### Description of the task
An exact copy of the data is needed, but without any of its images.
── Records to use
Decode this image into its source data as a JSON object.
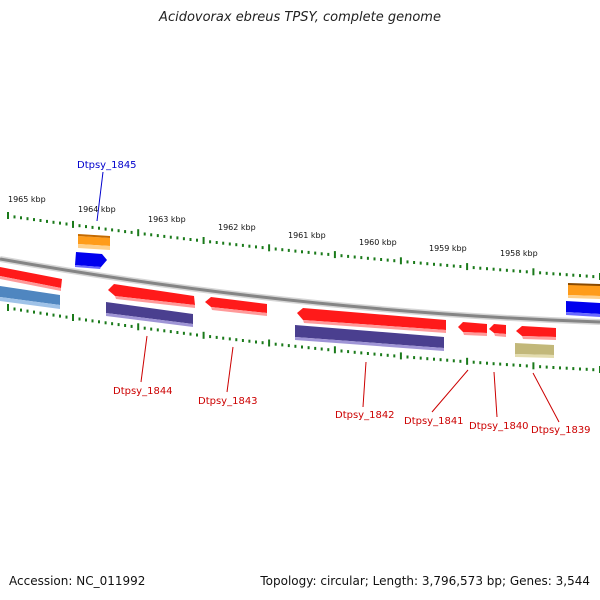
{
  "title": "Acidovorax ebreus TPSY, complete genome",
  "footer": {
    "accession": "Accession: NC_011992",
    "summary": "Topology: circular; Length: 3,796,573 bp; Genes: 3,544"
  },
  "scale_labels": [
    "1965 kbp",
    "1964 kbp",
    "1963 kbp",
    "1962 kbp",
    "1961 kbp",
    "1960 kbp",
    "1959 kbp",
    "1958 kbp"
  ],
  "gene_labels": {
    "dtpsy_1845": "Dtpsy_1845",
    "dtpsy_1844": "Dtpsy_1844",
    "dtpsy_1843": "Dtpsy_1843",
    "dtpsy_1842": "Dtpsy_1842",
    "dtpsy_1841": "Dtpsy_1841",
    "dtpsy_1840": "Dtpsy_1840",
    "dtpsy_1839": "Dtpsy_1839"
  },
  "colors": {
    "backbone": "#888888",
    "tick": "#1a7a1a",
    "cds_red": "#ff1a1a",
    "gene_purple": "#4a3f8f",
    "blue": "#0000ee",
    "orange": "#ff9900",
    "steel_blue": "#4f86c0",
    "khaki": "#c2b87a",
    "label_red": "#cc0000",
    "label_blue": "#0000cc"
  }
}
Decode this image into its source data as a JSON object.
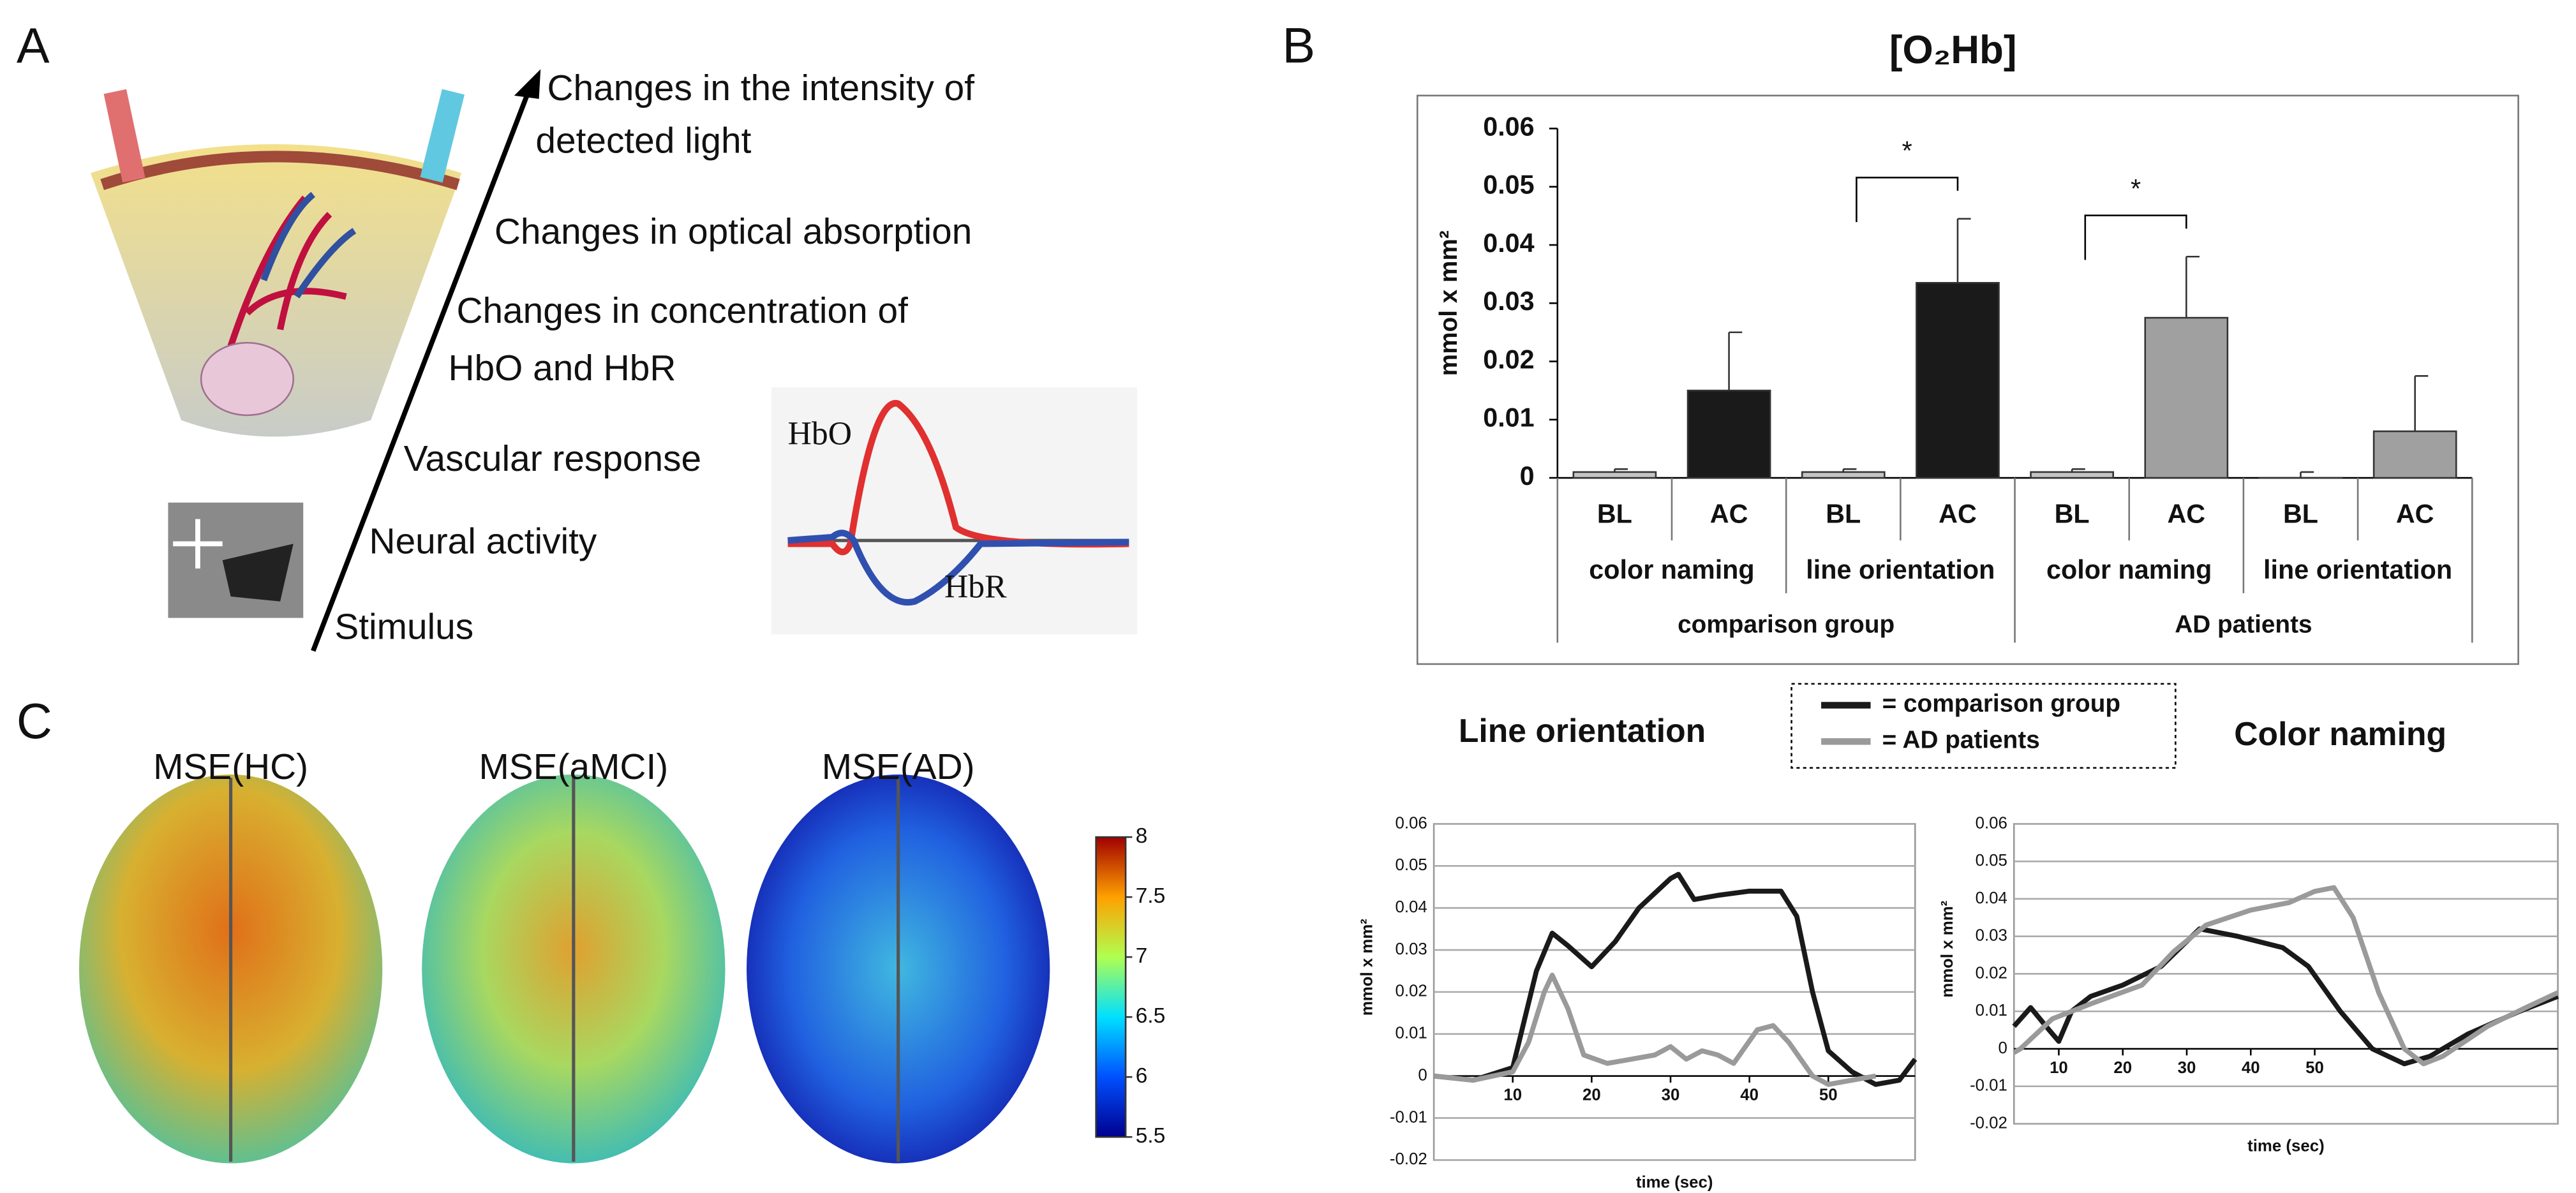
────
### Written response
Decode this image into its source data as a JSON object.
{
  "title": "Acidovorax ebreus TPSY, complete genome",
  "footer": {
    "accession": "Accession: NC_011992",
    "summary": "Topology: circular; Length: 3,796,573 bp; Genes: 3,544"
  },
  "scale_labels": [
    "1965 kbp",
    "1964 kbp",
    "1963 kbp",
    "1962 kbp",
    "1961 kbp",
    "1960 kbp",
    "1959 kbp",
    "1958 kbp"
  ],
  "gene_labels": {
    "dtpsy_1845": "Dtpsy_1845",
    "dtpsy_1844": "Dtpsy_1844",
    "dtpsy_1843": "Dtpsy_1843",
    "dtpsy_1842": "Dtpsy_1842",
    "dtpsy_1841": "Dtpsy_1841",
    "dtpsy_1840": "Dtpsy_1840",
    "dtpsy_1839": "Dtpsy_1839"
  },
  "colors": {
    "backbone": "#888888",
    "tick": "#1a7a1a",
    "cds_red": "#ff1a1a",
    "gene_purple": "#4a3f8f",
    "blue": "#0000ee",
    "orange": "#ff9900",
    "steel_blue": "#4f86c0",
    "khaki": "#c2b87a",
    "label_red": "#cc0000",
    "label_blue": "#0000cc"
  }
}
Decode this image into its source data as a JSON object.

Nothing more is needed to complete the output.